__Challenge__. The data below should be printed in full, exactly, and without any of its images.

──────── Supplied material ────────

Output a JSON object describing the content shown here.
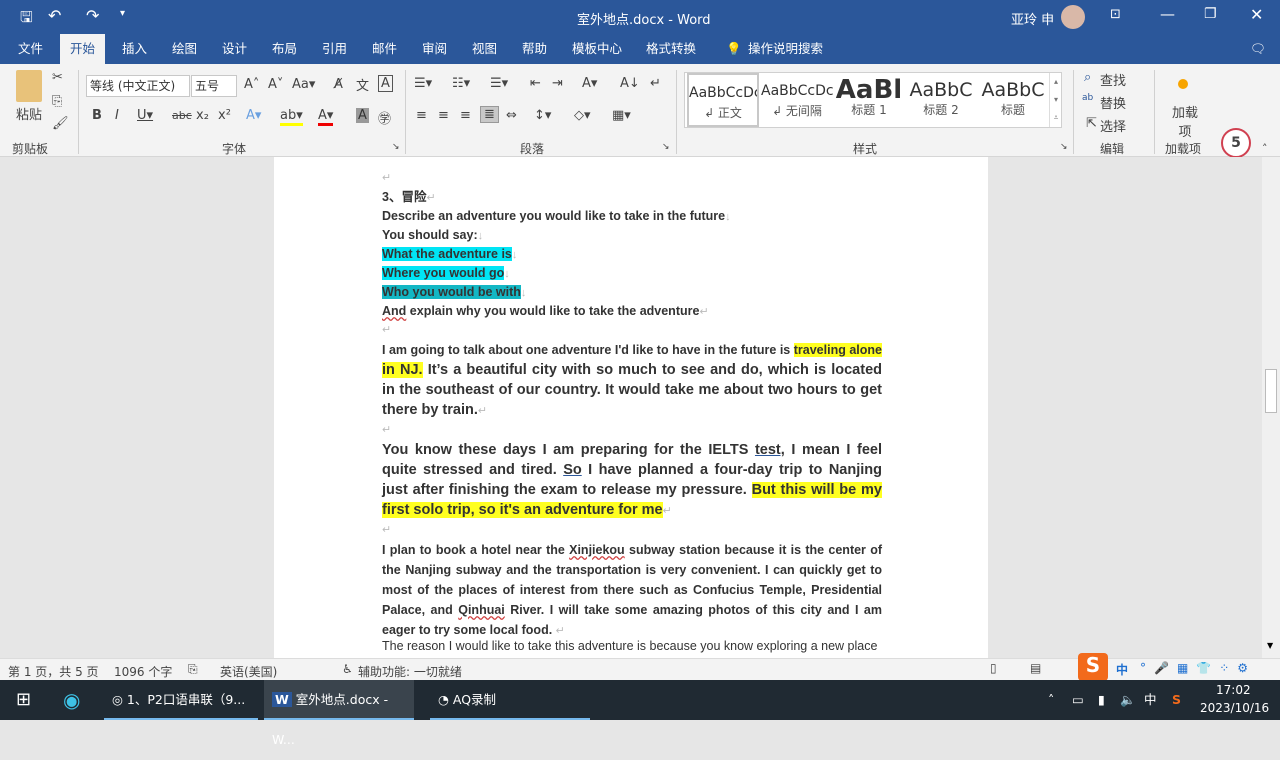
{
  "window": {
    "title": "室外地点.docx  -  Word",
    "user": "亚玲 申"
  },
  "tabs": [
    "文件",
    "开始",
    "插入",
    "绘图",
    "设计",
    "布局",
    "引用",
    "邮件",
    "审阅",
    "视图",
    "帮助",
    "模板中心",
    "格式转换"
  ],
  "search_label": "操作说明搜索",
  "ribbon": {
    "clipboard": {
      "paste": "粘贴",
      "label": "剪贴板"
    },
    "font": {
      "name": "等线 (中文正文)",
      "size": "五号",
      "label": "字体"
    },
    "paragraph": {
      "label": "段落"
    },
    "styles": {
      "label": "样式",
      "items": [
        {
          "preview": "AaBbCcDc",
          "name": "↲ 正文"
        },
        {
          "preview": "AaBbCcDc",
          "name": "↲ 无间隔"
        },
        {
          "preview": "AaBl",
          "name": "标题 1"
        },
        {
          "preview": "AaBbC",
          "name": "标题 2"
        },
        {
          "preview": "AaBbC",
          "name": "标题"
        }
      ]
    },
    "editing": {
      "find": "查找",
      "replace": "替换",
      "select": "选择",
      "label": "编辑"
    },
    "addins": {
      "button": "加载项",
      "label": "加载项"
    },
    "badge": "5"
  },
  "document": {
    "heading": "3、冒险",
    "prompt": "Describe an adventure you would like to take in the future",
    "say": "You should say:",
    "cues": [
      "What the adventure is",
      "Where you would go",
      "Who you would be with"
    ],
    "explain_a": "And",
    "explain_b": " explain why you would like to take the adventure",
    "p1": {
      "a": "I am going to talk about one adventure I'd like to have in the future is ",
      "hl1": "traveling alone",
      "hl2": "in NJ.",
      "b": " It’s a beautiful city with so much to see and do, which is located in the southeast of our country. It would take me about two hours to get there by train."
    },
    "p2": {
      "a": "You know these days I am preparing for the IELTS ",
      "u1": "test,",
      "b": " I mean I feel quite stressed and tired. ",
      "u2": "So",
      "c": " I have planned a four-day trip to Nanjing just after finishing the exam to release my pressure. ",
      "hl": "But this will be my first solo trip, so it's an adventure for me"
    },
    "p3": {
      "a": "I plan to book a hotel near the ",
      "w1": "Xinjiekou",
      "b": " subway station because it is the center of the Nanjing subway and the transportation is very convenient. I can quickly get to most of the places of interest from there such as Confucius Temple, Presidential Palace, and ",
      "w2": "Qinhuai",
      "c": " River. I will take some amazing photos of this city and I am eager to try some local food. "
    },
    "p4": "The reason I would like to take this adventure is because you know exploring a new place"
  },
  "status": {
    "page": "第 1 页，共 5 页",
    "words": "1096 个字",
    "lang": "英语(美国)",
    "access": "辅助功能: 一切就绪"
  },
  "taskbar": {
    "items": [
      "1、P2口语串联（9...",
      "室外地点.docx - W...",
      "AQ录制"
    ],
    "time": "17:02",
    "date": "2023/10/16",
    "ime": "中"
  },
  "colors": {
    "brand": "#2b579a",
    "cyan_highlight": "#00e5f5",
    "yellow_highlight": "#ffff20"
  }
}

────────

__Solution to this exercise__.
Output a JSON object describing the content shown here.
{
  "window": {
    "title": "室外地点.docx  -  Word",
    "user": "亚玲 申"
  },
  "tabs": [
    "文件",
    "开始",
    "插入",
    "绘图",
    "设计",
    "布局",
    "引用",
    "邮件",
    "审阅",
    "视图",
    "帮助",
    "模板中心",
    "格式转换"
  ],
  "search_label": "操作说明搜索",
  "ribbon": {
    "clipboard": {
      "paste": "粘贴",
      "label": "剪贴板"
    },
    "font": {
      "name": "等线 (中文正文)",
      "size": "五号",
      "label": "字体"
    },
    "paragraph": {
      "label": "段落"
    },
    "styles": {
      "label": "样式",
      "items": [
        {
          "preview": "AaBbCcDc",
          "name": "↲ 正文"
        },
        {
          "preview": "AaBbCcDc",
          "name": "↲ 无间隔"
        },
        {
          "preview": "AaBl",
          "name": "标题 1"
        },
        {
          "preview": "AaBbC",
          "name": "标题 2"
        },
        {
          "preview": "AaBbC",
          "name": "标题"
        }
      ]
    },
    "editing": {
      "find": "查找",
      "replace": "替换",
      "select": "选择",
      "label": "编辑"
    },
    "addins": {
      "button": "加载项",
      "label": "加载项"
    },
    "badge": "5"
  },
  "document": {
    "heading": "3、冒险",
    "prompt": "Describe an adventure you would like to take in the future",
    "say": "You should say:",
    "cues": [
      "What the adventure is",
      "Where you would go",
      "Who you would be with"
    ],
    "explain_a": "And",
    "explain_b": " explain why you would like to take the adventure",
    "p1": {
      "a": "I am going to talk about one adventure I'd like to have in the future is ",
      "hl1": "traveling alone",
      "hl2": "in NJ.",
      "b": " It’s a beautiful city with so much to see and do, which is located in the southeast of our country. It would take me about two hours to get there by train."
    },
    "p2": {
      "a": "You know these days I am preparing for the IELTS ",
      "u1": "test,",
      "b": " I mean I feel quite stressed and tired. ",
      "u2": "So",
      "c": " I have planned a four-day trip to Nanjing just after finishing the exam to release my pressure. ",
      "hl": "But this will be my first solo trip, so it's an adventure for me"
    },
    "p3": {
      "a": "I plan to book a hotel near the ",
      "w1": "Xinjiekou",
      "b": " subway station because it is the center of the Nanjing subway and the transportation is very convenient. I can quickly get to most of the places of interest from there such as Confucius Temple, Presidential Palace, and ",
      "w2": "Qinhuai",
      "c": " River. I will take some amazing photos of this city and I am eager to try some local food. "
    },
    "p4": "The reason I would like to take this adventure is because you know exploring a new place"
  },
  "status": {
    "page": "第 1 页，共 5 页",
    "words": "1096 个字",
    "lang": "英语(美国)",
    "access": "辅助功能: 一切就绪"
  },
  "taskbar": {
    "items": [
      "1、P2口语串联（9...",
      "室外地点.docx - W...",
      "AQ录制"
    ],
    "time": "17:02",
    "date": "2023/10/16",
    "ime": "中"
  },
  "colors": {
    "brand": "#2b579a",
    "cyan_highlight": "#00e5f5",
    "yellow_highlight": "#ffff20"
  }
}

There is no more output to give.